> Your task: Search the material for the word "brakes" and copy each line that holds it.

■ ■ ■ ■

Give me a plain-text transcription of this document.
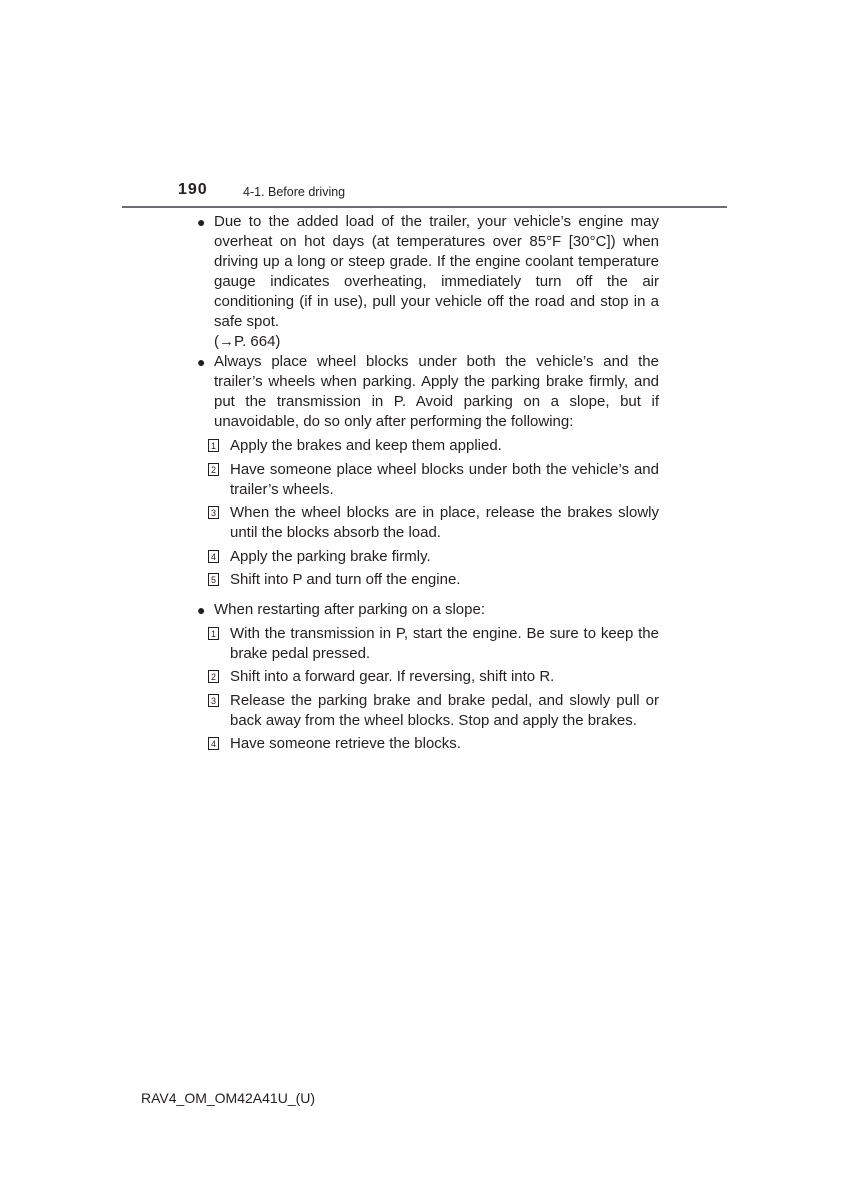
190	4-1. Before driving
● Due to the added load of the trailer, your vehicle’s engine may overheat on hot days (at temperatures over 85°F [30°C]) when driving up a long or steep grade. If the engine coolant temperature gauge indicates overheating, immediately turn off the air conditioning (if in use), pull your vehicle off the road and stop in a safe spot.
(→P. 664)
● Always place wheel blocks under both the vehicle’s and the trailer’s wheels when parking. Apply the parking brake firmly, and put the transmission in P. Avoid parking on a slope, but if unavoidable, do so only after performing the following:
1 Apply the brakes and keep them applied.
2 Have someone place wheel blocks under both the vehicle’s and trailer’s wheels.
3 When the wheel blocks are in place, release the brakes slowly until the blocks absorb the load.
4 Apply the parking brake firmly.
5 Shift into P and turn off the engine.
● When restarting after parking on a slope:
1 With the transmission in P, start the engine. Be sure to keep the brake pedal pressed.
2 Shift into a forward gear. If reversing, shift into R.
3 Release the parking brake and brake pedal, and slowly pull or back away from the wheel blocks. Stop and apply the brakes.
4 Have someone retrieve the blocks.
RAV4_OM_OM42A41U_(U)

■ ■ ■ ■

> Task response:
1 Apply the brakes and keep them applied.
3 When the wheel blocks are in place, release the brakes slowly until the blocks absorb the load.
3 Release the parking brake and brake pedal, and slowly pull or back away from the wheel blocks. Stop and apply the brakes.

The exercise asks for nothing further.